=== WHAT IS NEEDED ===
Please rename "verse-line" to "lyric-line" throughout the material below, starting at its first line and ending after the line that contains "537, 48, 566]". Keep everything else the same, and give back only those lines.

=== SUPPLIED RECORDS ===
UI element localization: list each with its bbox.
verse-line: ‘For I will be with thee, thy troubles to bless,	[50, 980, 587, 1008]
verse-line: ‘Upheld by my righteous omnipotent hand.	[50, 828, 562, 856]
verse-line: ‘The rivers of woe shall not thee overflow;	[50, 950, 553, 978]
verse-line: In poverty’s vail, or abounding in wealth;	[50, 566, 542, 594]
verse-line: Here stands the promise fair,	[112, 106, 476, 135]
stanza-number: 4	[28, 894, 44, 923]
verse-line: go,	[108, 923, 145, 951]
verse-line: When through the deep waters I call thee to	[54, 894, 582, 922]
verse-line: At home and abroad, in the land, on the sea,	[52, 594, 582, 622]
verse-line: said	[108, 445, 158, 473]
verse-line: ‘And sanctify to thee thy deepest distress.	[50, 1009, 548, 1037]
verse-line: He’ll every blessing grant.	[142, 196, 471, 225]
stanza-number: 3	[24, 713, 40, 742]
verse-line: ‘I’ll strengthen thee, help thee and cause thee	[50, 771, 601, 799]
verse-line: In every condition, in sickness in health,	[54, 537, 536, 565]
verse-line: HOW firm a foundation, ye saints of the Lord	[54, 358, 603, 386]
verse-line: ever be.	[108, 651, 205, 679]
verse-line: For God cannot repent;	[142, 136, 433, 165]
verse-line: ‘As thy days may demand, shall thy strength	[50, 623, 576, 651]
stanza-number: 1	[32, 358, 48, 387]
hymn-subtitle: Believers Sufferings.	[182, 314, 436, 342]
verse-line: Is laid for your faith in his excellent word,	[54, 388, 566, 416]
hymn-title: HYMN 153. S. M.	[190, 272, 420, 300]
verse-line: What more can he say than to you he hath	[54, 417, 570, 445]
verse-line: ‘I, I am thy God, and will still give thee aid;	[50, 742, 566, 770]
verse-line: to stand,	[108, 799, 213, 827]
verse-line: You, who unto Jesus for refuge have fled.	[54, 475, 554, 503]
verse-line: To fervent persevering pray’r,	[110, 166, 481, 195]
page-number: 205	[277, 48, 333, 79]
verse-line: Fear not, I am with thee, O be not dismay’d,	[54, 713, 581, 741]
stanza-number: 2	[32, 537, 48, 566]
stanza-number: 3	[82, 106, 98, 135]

=== PROBLEM SOLUTION ===
UI element localization: list each with its bbox.
lyric-line: ‘For I will be with thee, thy troubles to bless,	[50, 980, 587, 1008]
lyric-line: ‘Upheld by my righteous omnipotent hand.	[50, 828, 562, 856]
lyric-line: ‘The rivers of woe shall not thee overflow;	[50, 950, 553, 978]
lyric-line: In poverty’s vail, or abounding in wealth;	[50, 566, 542, 594]
lyric-line: Here stands the promise fair,	[112, 106, 476, 135]
stanza-number: 4	[28, 894, 44, 923]
lyric-line: go,	[108, 923, 145, 951]
lyric-line: When through the deep waters I call thee to	[54, 894, 582, 922]
lyric-line: At home and abroad, in the land, on the sea,	[52, 594, 582, 622]
lyric-line: said	[108, 445, 158, 473]
lyric-line: ‘And sanctify to thee thy deepest distress.	[50, 1009, 548, 1037]
lyric-line: He’ll every blessing grant.	[142, 196, 471, 225]
stanza-number: 3	[24, 713, 40, 742]
lyric-line: ‘I’ll strengthen thee, help thee and cause thee	[50, 771, 601, 799]
lyric-line: In every condition, in sickness in health,	[54, 537, 536, 565]
lyric-line: HOW firm a foundation, ye saints of the Lord	[54, 358, 603, 386]
lyric-line: ever be.	[108, 651, 205, 679]
lyric-line: For God cannot repent;	[142, 136, 433, 165]
lyric-line: ‘As thy days may demand, shall thy strength	[50, 623, 576, 651]
stanza-number: 1	[32, 358, 48, 387]
hymn-subtitle: Believers Sufferings.	[182, 314, 436, 342]
lyric-line: Is laid for your faith in his excellent word,	[54, 388, 566, 416]
hymn-title: HYMN 153. S. M.	[190, 272, 420, 300]
lyric-line: What more can he say than to you he hath	[54, 417, 570, 445]
lyric-line: ‘I, I am thy God, and will still give thee aid;	[50, 742, 566, 770]
lyric-line: to stand,	[108, 799, 213, 827]
lyric-line: You, who unto Jesus for refuge have fled.	[54, 475, 554, 503]
lyric-line: To fervent persevering pray’r,	[110, 166, 481, 195]
page-number: 205	[277, 48, 333, 79]
lyric-line: Fear not, I am with thee, O be not dismay’d,	[54, 713, 581, 741]
stanza-number: 2	[32, 537, 48, 566]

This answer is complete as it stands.